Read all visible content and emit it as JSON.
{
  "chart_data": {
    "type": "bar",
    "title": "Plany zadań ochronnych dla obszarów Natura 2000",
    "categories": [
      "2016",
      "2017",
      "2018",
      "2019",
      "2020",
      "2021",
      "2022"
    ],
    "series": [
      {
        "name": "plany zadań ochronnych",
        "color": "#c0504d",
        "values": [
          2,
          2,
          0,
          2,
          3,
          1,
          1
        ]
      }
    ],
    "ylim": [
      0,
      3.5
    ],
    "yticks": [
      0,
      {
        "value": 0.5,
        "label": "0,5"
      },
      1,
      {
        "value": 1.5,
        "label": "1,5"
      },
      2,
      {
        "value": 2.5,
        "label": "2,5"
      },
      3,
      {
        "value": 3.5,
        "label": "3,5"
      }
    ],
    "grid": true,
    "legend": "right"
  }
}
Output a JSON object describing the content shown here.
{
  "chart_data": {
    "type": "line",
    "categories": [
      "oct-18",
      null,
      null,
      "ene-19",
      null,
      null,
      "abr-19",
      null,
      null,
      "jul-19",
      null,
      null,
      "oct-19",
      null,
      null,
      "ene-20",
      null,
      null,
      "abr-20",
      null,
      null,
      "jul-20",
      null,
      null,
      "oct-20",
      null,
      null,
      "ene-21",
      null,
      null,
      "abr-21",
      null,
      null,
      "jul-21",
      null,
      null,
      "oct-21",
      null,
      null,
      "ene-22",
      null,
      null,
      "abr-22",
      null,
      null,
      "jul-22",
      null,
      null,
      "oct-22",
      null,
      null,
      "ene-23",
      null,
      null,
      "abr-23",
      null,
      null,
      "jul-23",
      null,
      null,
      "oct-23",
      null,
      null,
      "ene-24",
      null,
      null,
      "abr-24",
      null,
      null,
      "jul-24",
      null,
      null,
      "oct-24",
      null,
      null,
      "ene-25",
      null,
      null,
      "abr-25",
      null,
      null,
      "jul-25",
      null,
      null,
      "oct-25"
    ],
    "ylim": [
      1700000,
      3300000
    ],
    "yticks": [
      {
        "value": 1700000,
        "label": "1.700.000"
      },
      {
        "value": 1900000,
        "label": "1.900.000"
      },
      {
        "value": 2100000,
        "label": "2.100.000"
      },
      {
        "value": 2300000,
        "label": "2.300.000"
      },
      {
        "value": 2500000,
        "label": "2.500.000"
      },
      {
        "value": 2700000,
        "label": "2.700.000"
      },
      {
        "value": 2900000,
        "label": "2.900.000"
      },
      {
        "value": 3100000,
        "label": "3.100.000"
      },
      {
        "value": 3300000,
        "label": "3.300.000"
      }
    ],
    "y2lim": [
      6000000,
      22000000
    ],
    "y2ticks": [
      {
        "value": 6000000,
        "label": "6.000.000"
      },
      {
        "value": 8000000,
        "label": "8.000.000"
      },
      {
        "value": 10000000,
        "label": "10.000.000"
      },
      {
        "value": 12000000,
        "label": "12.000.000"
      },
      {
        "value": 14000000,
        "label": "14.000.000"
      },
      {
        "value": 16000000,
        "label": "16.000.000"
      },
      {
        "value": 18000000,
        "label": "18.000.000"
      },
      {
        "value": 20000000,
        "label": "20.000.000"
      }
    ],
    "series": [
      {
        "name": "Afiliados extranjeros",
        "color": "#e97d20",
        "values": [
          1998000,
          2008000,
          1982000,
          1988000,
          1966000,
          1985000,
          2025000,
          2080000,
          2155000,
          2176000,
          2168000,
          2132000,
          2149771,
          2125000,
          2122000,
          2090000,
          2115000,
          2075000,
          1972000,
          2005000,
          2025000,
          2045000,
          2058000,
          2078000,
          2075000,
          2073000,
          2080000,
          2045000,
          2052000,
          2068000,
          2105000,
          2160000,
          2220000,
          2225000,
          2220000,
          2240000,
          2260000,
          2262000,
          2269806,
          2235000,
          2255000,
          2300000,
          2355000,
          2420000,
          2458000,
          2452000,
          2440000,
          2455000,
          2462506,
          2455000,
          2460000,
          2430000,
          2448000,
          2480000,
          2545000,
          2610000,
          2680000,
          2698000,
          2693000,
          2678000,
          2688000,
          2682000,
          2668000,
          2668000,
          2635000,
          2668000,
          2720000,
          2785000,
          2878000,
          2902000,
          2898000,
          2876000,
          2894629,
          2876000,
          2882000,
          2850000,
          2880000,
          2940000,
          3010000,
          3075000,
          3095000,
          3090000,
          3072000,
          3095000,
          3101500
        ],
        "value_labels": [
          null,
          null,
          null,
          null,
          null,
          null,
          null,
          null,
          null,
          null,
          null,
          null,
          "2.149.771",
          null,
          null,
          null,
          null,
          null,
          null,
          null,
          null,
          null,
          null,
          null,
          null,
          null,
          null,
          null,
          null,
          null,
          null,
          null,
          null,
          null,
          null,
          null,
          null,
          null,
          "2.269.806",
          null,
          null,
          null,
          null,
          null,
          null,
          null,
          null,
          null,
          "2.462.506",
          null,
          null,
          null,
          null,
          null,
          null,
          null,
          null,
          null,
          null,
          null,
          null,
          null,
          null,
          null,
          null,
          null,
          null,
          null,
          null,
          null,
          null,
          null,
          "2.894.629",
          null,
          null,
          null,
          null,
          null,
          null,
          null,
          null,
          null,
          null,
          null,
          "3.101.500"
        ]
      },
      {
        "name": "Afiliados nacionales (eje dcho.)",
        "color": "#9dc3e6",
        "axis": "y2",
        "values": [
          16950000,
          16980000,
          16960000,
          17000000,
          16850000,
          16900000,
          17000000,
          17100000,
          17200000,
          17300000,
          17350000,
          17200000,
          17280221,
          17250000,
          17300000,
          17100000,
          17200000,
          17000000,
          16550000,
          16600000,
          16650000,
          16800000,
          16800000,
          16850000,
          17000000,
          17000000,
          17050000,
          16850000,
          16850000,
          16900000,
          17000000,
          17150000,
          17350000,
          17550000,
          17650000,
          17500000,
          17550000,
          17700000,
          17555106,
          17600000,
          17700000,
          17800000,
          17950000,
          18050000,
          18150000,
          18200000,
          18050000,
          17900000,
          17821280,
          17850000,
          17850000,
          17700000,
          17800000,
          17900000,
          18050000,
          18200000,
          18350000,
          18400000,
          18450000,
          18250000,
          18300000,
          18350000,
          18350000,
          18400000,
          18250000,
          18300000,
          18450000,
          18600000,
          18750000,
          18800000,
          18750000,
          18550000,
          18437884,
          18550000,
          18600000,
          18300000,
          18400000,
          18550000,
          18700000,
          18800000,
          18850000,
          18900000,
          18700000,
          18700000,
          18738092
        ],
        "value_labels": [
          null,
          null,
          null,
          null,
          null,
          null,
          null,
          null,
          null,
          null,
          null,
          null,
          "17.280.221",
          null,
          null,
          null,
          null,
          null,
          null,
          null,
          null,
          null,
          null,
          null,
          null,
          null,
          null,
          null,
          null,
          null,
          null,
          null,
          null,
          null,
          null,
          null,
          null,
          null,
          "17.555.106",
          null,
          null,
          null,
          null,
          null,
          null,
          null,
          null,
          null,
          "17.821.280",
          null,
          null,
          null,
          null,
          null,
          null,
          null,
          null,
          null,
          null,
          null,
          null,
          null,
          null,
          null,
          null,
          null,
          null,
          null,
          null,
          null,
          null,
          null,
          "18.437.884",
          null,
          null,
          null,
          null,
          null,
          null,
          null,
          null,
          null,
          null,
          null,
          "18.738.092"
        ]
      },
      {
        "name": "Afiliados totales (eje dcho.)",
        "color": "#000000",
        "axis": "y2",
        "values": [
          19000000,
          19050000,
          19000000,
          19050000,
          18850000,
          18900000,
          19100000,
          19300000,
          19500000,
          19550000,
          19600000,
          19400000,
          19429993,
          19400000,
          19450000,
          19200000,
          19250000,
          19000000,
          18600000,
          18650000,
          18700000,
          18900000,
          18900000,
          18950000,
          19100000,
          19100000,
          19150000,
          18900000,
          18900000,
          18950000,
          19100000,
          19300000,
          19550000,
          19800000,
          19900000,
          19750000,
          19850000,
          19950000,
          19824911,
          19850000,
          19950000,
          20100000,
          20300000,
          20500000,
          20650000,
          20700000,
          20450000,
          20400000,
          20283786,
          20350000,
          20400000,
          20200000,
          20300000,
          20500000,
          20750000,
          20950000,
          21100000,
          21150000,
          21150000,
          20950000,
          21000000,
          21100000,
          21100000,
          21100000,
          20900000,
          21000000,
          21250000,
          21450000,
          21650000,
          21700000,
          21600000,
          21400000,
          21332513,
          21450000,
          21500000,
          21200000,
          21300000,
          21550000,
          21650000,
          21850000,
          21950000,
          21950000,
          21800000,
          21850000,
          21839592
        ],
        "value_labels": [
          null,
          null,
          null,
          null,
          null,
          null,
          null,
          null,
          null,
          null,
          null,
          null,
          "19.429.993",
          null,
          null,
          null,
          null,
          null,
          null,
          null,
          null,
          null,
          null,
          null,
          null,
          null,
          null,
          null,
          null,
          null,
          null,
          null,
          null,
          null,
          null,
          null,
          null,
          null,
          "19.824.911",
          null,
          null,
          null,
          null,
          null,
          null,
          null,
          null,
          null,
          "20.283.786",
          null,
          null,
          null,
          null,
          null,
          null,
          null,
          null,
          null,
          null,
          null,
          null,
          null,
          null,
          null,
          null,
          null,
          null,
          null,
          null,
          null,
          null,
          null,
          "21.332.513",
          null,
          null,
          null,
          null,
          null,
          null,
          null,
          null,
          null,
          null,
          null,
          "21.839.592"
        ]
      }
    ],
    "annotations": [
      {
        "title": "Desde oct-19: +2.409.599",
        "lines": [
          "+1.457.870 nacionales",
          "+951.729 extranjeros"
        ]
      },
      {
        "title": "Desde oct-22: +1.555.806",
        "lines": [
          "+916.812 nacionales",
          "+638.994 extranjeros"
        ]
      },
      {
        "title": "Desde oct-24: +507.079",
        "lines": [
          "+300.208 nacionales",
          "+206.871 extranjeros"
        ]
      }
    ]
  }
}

# # #

Exercise description: Using the records above, list each line that includes "nacionales".

Answer to this task:
        "name": "Afiliados nacionales (eje dcho.)",
          "+1.457.870 nacionales",
          "+916.812 nacionales",
          "+300.208 nacionales",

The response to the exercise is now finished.